# [Stored data]

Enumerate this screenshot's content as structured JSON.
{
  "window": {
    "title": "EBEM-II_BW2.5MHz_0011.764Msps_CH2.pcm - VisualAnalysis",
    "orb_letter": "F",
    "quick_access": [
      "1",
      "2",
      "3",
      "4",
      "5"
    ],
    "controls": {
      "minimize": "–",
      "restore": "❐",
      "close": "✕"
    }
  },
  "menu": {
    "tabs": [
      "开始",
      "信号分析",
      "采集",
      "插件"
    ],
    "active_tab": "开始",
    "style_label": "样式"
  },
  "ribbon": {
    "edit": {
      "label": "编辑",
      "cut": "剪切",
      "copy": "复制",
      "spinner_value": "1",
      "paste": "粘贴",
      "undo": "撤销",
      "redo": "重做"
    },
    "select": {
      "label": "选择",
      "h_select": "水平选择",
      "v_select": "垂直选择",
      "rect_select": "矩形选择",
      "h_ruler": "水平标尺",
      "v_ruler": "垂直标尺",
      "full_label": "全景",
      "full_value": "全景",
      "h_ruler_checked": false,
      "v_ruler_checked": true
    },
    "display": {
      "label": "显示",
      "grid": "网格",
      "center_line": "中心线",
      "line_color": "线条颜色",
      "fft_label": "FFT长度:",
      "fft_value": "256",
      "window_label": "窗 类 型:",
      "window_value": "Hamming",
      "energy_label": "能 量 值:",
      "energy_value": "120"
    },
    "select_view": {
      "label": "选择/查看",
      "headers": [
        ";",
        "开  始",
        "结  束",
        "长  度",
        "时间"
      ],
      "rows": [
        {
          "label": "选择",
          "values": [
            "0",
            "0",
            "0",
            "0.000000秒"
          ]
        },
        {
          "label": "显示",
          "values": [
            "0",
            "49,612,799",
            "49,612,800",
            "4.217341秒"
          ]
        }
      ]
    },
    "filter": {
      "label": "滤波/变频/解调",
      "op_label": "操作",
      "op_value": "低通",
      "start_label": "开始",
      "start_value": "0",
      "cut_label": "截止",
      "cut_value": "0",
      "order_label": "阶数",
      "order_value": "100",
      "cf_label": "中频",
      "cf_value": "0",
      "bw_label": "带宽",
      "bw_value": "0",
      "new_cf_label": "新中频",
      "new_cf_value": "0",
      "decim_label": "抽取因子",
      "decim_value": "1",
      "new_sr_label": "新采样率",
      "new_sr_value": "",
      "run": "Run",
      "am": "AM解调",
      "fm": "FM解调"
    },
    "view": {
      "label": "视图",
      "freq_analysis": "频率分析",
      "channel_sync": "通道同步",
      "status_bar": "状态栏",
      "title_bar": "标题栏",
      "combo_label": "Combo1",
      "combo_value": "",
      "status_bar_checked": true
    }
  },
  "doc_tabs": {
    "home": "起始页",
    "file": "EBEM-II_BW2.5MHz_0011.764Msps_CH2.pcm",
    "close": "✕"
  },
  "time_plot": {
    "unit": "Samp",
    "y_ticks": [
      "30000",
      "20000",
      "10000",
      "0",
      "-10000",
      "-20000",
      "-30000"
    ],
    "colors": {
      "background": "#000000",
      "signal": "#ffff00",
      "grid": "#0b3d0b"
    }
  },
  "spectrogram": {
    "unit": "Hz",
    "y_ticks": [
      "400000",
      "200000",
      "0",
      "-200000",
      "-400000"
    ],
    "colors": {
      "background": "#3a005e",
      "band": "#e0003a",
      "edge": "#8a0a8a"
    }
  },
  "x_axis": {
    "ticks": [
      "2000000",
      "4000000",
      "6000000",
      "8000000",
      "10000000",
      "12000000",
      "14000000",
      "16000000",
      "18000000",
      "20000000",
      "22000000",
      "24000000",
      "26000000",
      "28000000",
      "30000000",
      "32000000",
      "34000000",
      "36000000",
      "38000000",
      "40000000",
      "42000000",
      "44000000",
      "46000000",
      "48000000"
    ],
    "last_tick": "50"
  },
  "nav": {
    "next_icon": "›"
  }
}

# [Exercise task]
The records above must be repeated exactly, every one of them.

# [Right answer]
Enumerate this screenshot's content as structured JSON.
{
  "window": {
    "title": "EBEM-II_BW2.5MHz_0011.764Msps_CH2.pcm - VisualAnalysis",
    "orb_letter": "F",
    "quick_access": [
      "1",
      "2",
      "3",
      "4",
      "5"
    ],
    "controls": {
      "minimize": "–",
      "restore": "❐",
      "close": "✕"
    }
  },
  "menu": {
    "tabs": [
      "开始",
      "信号分析",
      "采集",
      "插件"
    ],
    "active_tab": "开始",
    "style_label": "样式"
  },
  "ribbon": {
    "edit": {
      "label": "编辑",
      "cut": "剪切",
      "copy": "复制",
      "spinner_value": "1",
      "paste": "粘贴",
      "undo": "撤销",
      "redo": "重做"
    },
    "select": {
      "label": "选择",
      "h_select": "水平选择",
      "v_select": "垂直选择",
      "rect_select": "矩形选择",
      "h_ruler": "水平标尺",
      "v_ruler": "垂直标尺",
      "full_label": "全景",
      "full_value": "全景",
      "h_ruler_checked": false,
      "v_ruler_checked": true
    },
    "display": {
      "label": "显示",
      "grid": "网格",
      "center_line": "中心线",
      "line_color": "线条颜色",
      "fft_label": "FFT长度:",
      "fft_value": "256",
      "window_label": "窗 类 型:",
      "window_value": "Hamming",
      "energy_label": "能 量 值:",
      "energy_value": "120"
    },
    "select_view": {
      "label": "选择/查看",
      "headers": [
        ";",
        "开  始",
        "结  束",
        "长  度",
        "时间"
      ],
      "rows": [
        {
          "label": "选择",
          "values": [
            "0",
            "0",
            "0",
            "0.000000秒"
          ]
        },
        {
          "label": "显示",
          "values": [
            "0",
            "49,612,799",
            "49,612,800",
            "4.217341秒"
          ]
        }
      ]
    },
    "filter": {
      "label": "滤波/变频/解调",
      "op_label": "操作",
      "op_value": "低通",
      "start_label": "开始",
      "start_value": "0",
      "cut_label": "截止",
      "cut_value": "0",
      "order_label": "阶数",
      "order_value": "100",
      "cf_label": "中频",
      "cf_value": "0",
      "bw_label": "带宽",
      "bw_value": "0",
      "new_cf_label": "新中频",
      "new_cf_value": "0",
      "decim_label": "抽取因子",
      "decim_value": "1",
      "new_sr_label": "新采样率",
      "new_sr_value": "",
      "run": "Run",
      "am": "AM解调",
      "fm": "FM解调"
    },
    "view": {
      "label": "视图",
      "freq_analysis": "频率分析",
      "channel_sync": "通道同步",
      "status_bar": "状态栏",
      "title_bar": "标题栏",
      "combo_label": "Combo1",
      "combo_value": "",
      "status_bar_checked": true
    }
  },
  "doc_tabs": {
    "home": "起始页",
    "file": "EBEM-II_BW2.5MHz_0011.764Msps_CH2.pcm",
    "close": "✕"
  },
  "time_plot": {
    "unit": "Samp",
    "y_ticks": [
      "30000",
      "20000",
      "10000",
      "0",
      "-10000",
      "-20000",
      "-30000"
    ],
    "colors": {
      "background": "#000000",
      "signal": "#ffff00",
      "grid": "#0b3d0b"
    }
  },
  "spectrogram": {
    "unit": "Hz",
    "y_ticks": [
      "400000",
      "200000",
      "0",
      "-200000",
      "-400000"
    ],
    "colors": {
      "background": "#3a005e",
      "band": "#e0003a",
      "edge": "#8a0a8a"
    }
  },
  "x_axis": {
    "ticks": [
      "2000000",
      "4000000",
      "6000000",
      "8000000",
      "10000000",
      "12000000",
      "14000000",
      "16000000",
      "18000000",
      "20000000",
      "22000000",
      "24000000",
      "26000000",
      "28000000",
      "30000000",
      "32000000",
      "34000000",
      "36000000",
      "38000000",
      "40000000",
      "42000000",
      "44000000",
      "46000000",
      "48000000"
    ],
    "last_tick": "50"
  },
  "nav": {
    "next_icon": "›"
  }
}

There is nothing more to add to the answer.